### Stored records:
● ● ● ●
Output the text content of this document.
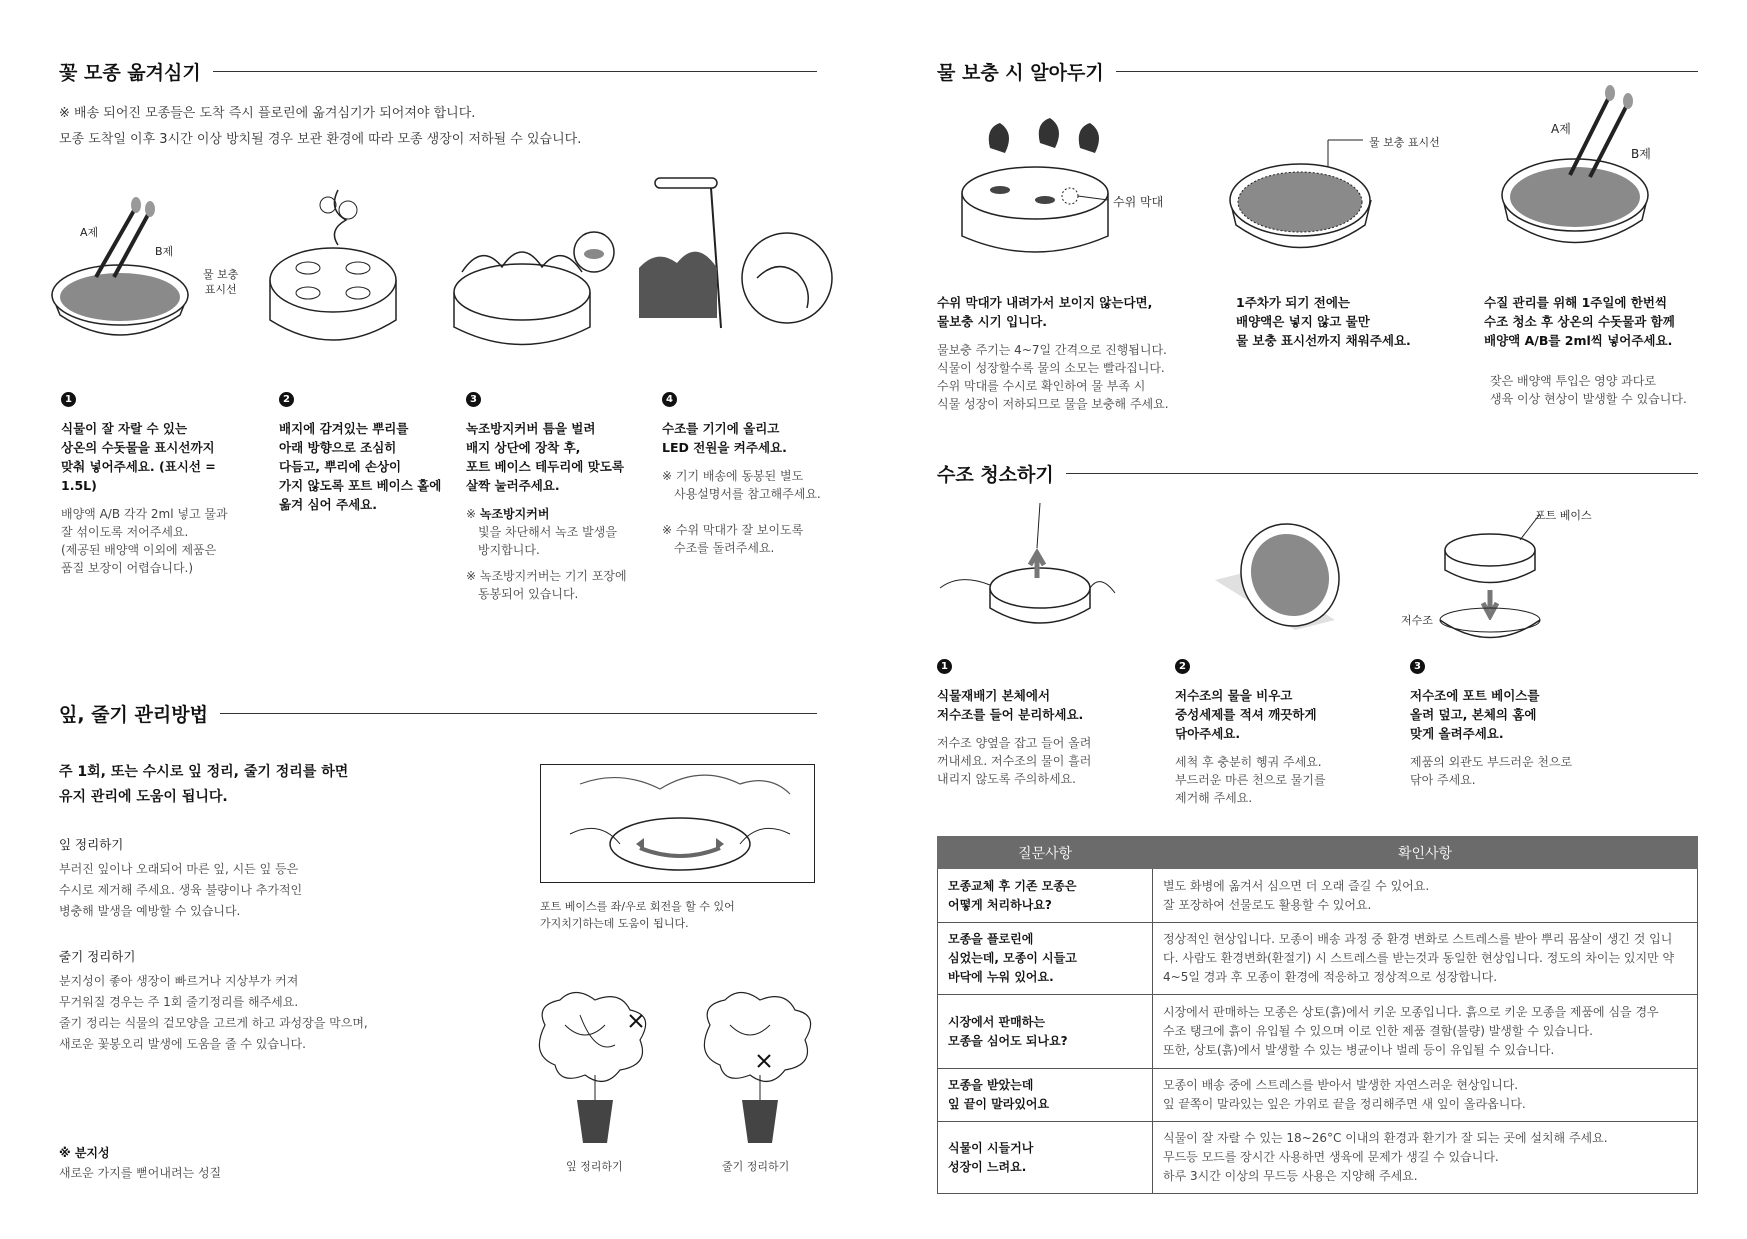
꽃 모종 옮겨심기
※ 배송 되어진 모종들은 도착 즉시 플로린에 옮겨심기가 되어져야 합니다.
모종 도착일 이후 3시간 이상 방치될 경우 보관 환경에 따라 모종 생장이 저하될 수 있습니다.
A제
B제
물 보충
표시선
1
식물이 잘 자랄 수 있는
상온의 수돗물을 표시선까지
맞춰 넣어주세요. (표시선 = 1.5L)
배양액 A/B 각각 2ml 넣고 물과
잘 섞이도록 저어주세요.
(제공된 배양액 이외에 제품은
품질 보장이 어렵습니다.)
2
배지에 감겨있는 뿌리를
아래 방향으로 조심히
다듬고, 뿌리에 손상이
가지 않도록 포트 베이스 홀에
옮겨 심어 주세요.
3
녹조방지커버 틈을 벌려
배지 상단에 장착 후,
포트 베이스 테두리에 맞도록
살짝 눌러주세요.
※ 녹조방지커버
빛을 차단해서 녹조 발생을
방지합니다.
※ 녹조방지커버는 기기 포장에
동봉되어 있습니다.
4
수조를 기기에 올리고
LED 전원을 켜주세요.
※ 기기 배송에 동봉된 별도
사용설명서를 참고해주세요.
※ 수위 막대가 잘 보이도록
수조를 돌려주세요.
잎, 줄기 관리방법
주 1회, 또는 수시로 잎 정리, 줄기 정리를 하면
유지 관리에 도움이 됩니다.
잎 정리하기
부러진 잎이나 오래되어 마른 잎, 시든 잎 등은
수시로 제거해 주세요. 생육 불량이나 추가적인
병충해 발생을 예방할 수 있습니다.
줄기 정리하기
분지성이 좋아 생장이 빠르거나 지상부가 커져
무거워질 경우는 주 1회 줄기정리를 해주세요.
줄기 정리는 식물의 겉모양을 고르게 하고 과성장을 막으며,
새로운 꽃봉오리 발생에 도움을 줄 수 있습니다.
※ 분지성
새로운 가지를 뻗어내려는 성질
포트 베이스를 좌/우로 회전을 할 수 있어
가지치기하는데 도움이 됩니다.
잎 정리하기	줄기 정리하기
물 보충 시 알아두기
수위 막대
물 보충 표시선
A제
B제
수위 막대가 내려가서 보이지 않는다면,
물보충 시기 입니다.
물보충 주기는 4~7일 간격으로 진행됩니다.
식물이 성장할수록 물의 소모는 빨라집니다.
수위 막대를 수시로 확인하여 물 부족 시
식물 성장이 저하되므로 물을 보충해 주세요.
1주차가 되기 전에는
배양액은 넣지 않고 물만
물 보충 표시선까지 채워주세요.
수질 관리를 위해 1주일에 한번씩
수조 청소 후 상온의 수돗물과 함께
배양액 A/B를 2ml씩 넣어주세요.
잦은 배양액 투입은 영양 과다로
생육 이상 현상이 발생할 수 있습니다.
수조 청소하기
포트 베이스
저수조
1
식물재배기 본체에서
저수조를 들어 분리하세요.
저수조 양옆을 잡고 들어 올려
꺼내세요. 저수조의 물이 흘러
내리지 않도록 주의하세요.
2
저수조의 물을 비우고
중성세제를 적셔 깨끗하게
닦아주세요.
세척 후 충분히 헹궈 주세요.
부드러운 마른 천으로 물기를
제거해 주세요.
3
저수조에 포트 베이스를
올려 덮고, 본체의 홈에
맞게 올려주세요.
제품의 외관도 부드러운 천으로
닦아 주세요.
질문사항	확인사항
모종교체 후 기존 모종은
어떻게 처리하나요?	별도 화병에 옮겨서 심으면 더 오래 즐길 수 있어요.
잘 포장하여 선물로도 활용할 수 있어요.
모종을 플로린에
심었는데, 모종이 시들고
바닥에 누워 있어요.	정상적인 현상입니다. 모종이 배송 과정 중 환경 변화로 스트레스를 받아 뿌리 몸살이 생긴 것 입니
다. 사람도 환경변화(환절기) 시 스트레스를 받는것과 동일한 현상입니다. 정도의 차이는 있지만 약
4~5일 경과 후 모종이 환경에 적응하고 정상적으로 성장합니다.
시장에서 판매하는
모종을 심어도 되나요?	시장에서 판매하는 모종은 상토(흙)에서 키운 모종입니다. 흙으로 키운 모종을 제품에 심을 경우
수조 탱크에 흙이 유입될 수 있으며 이로 인한 제품 결함(불량) 발생할 수 있습니다.
또한, 상토(흙)에서 발생할 수 있는 병균이나 벌레 등이 유입될 수 있습니다.
모종을 받았는데
잎 끝이 말라있어요	모종이 배송 중에 스트레스를 받아서 발생한 자연스러운 현상입니다.
잎 끝쪽이 말라있는 잎은 가위로 끝을 정리해주면 새 잎이 올라옵니다.
식물이 시들거나
성장이 느려요.	식물이 잘 자랄 수 있는 18~26°C 이내의 환경과 환기가 잘 되는 곳에 설치해 주세요.
무드등 모드를 장시간 사용하면 생육에 문제가 생길 수 있습니다.
하루 3시간 이상의 무드등 사용은 지양해 주세요.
● ● ● ●
Nothing in the entries should change as you copy them, except that the pictures are left out.

### Solution for this exercise:
Output the text content of this document.
꽃 모종 옮겨심기
※ 배송 되어진 모종들은 도착 즉시 플로린에 옮겨심기가 되어져야 합니다.
모종 도착일 이후 3시간 이상 방치될 경우 보관 환경에 따라 모종 생장이 저하될 수 있습니다.
A제
B제
물 보충
표시선
1
식물이 잘 자랄 수 있는
상온의 수돗물을 표시선까지
맞춰 넣어주세요. (표시선 = 1.5L)
배양액 A/B 각각 2ml 넣고 물과
잘 섞이도록 저어주세요.
(제공된 배양액 이외에 제품은
품질 보장이 어렵습니다.)
2
배지에 감겨있는 뿌리를
아래 방향으로 조심히
다듬고, 뿌리에 손상이
가지 않도록 포트 베이스 홀에
옮겨 심어 주세요.
3
녹조방지커버 틈을 벌려
배지 상단에 장착 후,
포트 베이스 테두리에 맞도록
살짝 눌러주세요.
※ 녹조방지커버
빛을 차단해서 녹조 발생을
방지합니다.
※ 녹조방지커버는 기기 포장에
동봉되어 있습니다.
4
수조를 기기에 올리고
LED 전원을 켜주세요.
※ 기기 배송에 동봉된 별도
사용설명서를 참고해주세요.
※ 수위 막대가 잘 보이도록
수조를 돌려주세요.
잎, 줄기 관리방법
주 1회, 또는 수시로 잎 정리, 줄기 정리를 하면
유지 관리에 도움이 됩니다.
잎 정리하기
부러진 잎이나 오래되어 마른 잎, 시든 잎 등은
수시로 제거해 주세요. 생육 불량이나 추가적인
병충해 발생을 예방할 수 있습니다.
줄기 정리하기
분지성이 좋아 생장이 빠르거나 지상부가 커져
무거워질 경우는 주 1회 줄기정리를 해주세요.
줄기 정리는 식물의 겉모양을 고르게 하고 과성장을 막으며,
새로운 꽃봉오리 발생에 도움을 줄 수 있습니다.
※ 분지성
새로운 가지를 뻗어내려는 성질
포트 베이스를 좌/우로 회전을 할 수 있어
가지치기하는데 도움이 됩니다.
잎 정리하기	줄기 정리하기
물 보충 시 알아두기
수위 막대
물 보충 표시선
A제
B제
수위 막대가 내려가서 보이지 않는다면,
물보충 시기 입니다.
물보충 주기는 4~7일 간격으로 진행됩니다.
식물이 성장할수록 물의 소모는 빨라집니다.
수위 막대를 수시로 확인하여 물 부족 시
식물 성장이 저하되므로 물을 보충해 주세요.
1주차가 되기 전에는
배양액은 넣지 않고 물만
물 보충 표시선까지 채워주세요.
수질 관리를 위해 1주일에 한번씩
수조 청소 후 상온의 수돗물과 함께
배양액 A/B를 2ml씩 넣어주세요.
잦은 배양액 투입은 영양 과다로
생육 이상 현상이 발생할 수 있습니다.
수조 청소하기
포트 베이스
저수조
1
식물재배기 본체에서
저수조를 들어 분리하세요.
저수조 양옆을 잡고 들어 올려
꺼내세요. 저수조의 물이 흘러
내리지 않도록 주의하세요.
2
저수조의 물을 비우고
중성세제를 적셔 깨끗하게
닦아주세요.
세척 후 충분히 헹궈 주세요.
부드러운 마른 천으로 물기를
제거해 주세요.
3
저수조에 포트 베이스를
올려 덮고, 본체의 홈에
맞게 올려주세요.
제품의 외관도 부드러운 천으로
닦아 주세요.
질문사항	확인사항
모종교체 후 기존 모종은
어떻게 처리하나요?	별도 화병에 옮겨서 심으면 더 오래 즐길 수 있어요.
잘 포장하여 선물로도 활용할 수 있어요.
모종을 플로린에
심었는데, 모종이 시들고
바닥에 누워 있어요.	정상적인 현상입니다. 모종이 배송 과정 중 환경 변화로 스트레스를 받아 뿌리 몸살이 생긴 것 입니
다. 사람도 환경변화(환절기) 시 스트레스를 받는것과 동일한 현상입니다. 정도의 차이는 있지만 약
4~5일 경과 후 모종이 환경에 적응하고 정상적으로 성장합니다.
시장에서 판매하는
모종을 심어도 되나요?	시장에서 판매하는 모종은 상토(흙)에서 키운 모종입니다. 흙으로 키운 모종을 제품에 심을 경우
수조 탱크에 흙이 유입될 수 있으며 이로 인한 제품 결함(불량) 발생할 수 있습니다.
또한, 상토(흙)에서 발생할 수 있는 병균이나 벌레 등이 유입될 수 있습니다.
모종을 받았는데
잎 끝이 말라있어요	모종이 배송 중에 스트레스를 받아서 발생한 자연스러운 현상입니다.
잎 끝쪽이 말라있는 잎은 가위로 끝을 정리해주면 새 잎이 올라옵니다.
식물이 시들거나
성장이 느려요.	식물이 잘 자랄 수 있는 18~26°C 이내의 환경과 환기가 잘 되는 곳에 설치해 주세요.
무드등 모드를 장시간 사용하면 생육에 문제가 생길 수 있습니다.
하루 3시간 이상의 무드등 사용은 지양해 주세요.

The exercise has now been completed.